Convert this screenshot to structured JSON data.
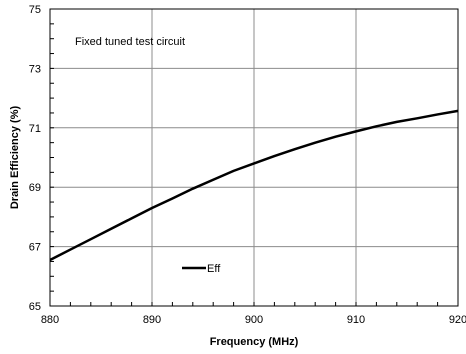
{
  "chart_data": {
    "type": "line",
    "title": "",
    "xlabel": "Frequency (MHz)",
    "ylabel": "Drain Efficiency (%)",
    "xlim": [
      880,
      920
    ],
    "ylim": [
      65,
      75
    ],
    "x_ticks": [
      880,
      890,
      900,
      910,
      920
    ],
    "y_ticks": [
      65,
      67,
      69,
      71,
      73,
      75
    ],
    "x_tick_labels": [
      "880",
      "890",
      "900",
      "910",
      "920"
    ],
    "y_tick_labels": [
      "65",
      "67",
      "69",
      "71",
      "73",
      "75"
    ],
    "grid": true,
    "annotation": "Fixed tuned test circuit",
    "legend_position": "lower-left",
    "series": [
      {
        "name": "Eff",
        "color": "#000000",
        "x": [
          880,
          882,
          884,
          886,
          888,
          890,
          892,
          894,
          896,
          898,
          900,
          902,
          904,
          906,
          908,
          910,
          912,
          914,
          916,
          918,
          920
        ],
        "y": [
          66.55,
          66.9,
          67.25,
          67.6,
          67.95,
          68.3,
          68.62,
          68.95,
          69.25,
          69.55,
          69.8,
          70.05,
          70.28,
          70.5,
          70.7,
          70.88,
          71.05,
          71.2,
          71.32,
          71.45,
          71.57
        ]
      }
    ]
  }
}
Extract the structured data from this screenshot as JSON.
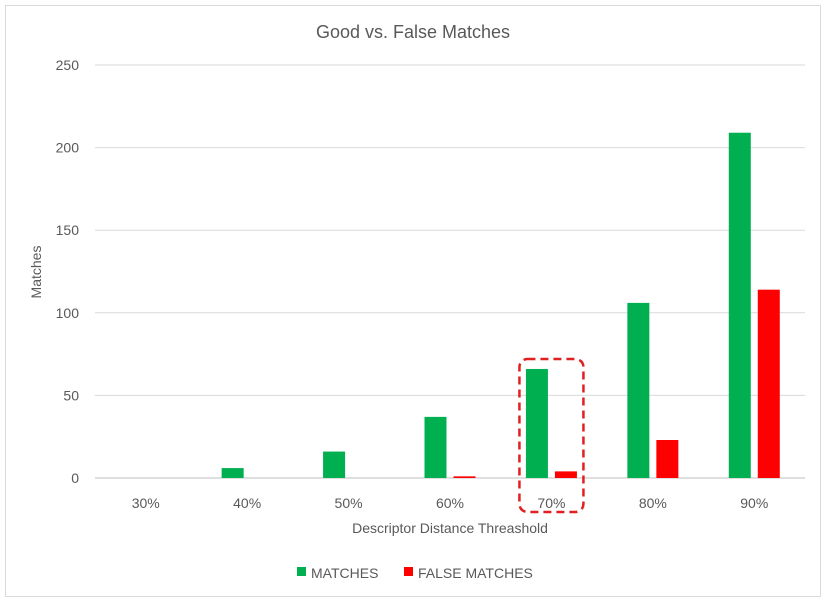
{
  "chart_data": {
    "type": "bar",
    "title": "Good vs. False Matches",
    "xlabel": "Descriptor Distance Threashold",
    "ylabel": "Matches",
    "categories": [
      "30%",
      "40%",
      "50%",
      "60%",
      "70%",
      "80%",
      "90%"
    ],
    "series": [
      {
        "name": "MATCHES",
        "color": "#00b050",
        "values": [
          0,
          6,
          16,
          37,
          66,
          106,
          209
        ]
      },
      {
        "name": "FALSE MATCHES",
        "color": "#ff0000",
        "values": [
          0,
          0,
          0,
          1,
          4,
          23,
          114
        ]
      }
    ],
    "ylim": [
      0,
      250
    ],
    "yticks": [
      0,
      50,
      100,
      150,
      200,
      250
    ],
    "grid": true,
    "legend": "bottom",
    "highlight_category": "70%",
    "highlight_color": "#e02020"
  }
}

————————

What to produce: In the material above, find each line that contains the word "name", and select it.

Worked solution:
        "name": "Eff",
        "name": "MATCHES",
        "name": "FALSE MATCHES",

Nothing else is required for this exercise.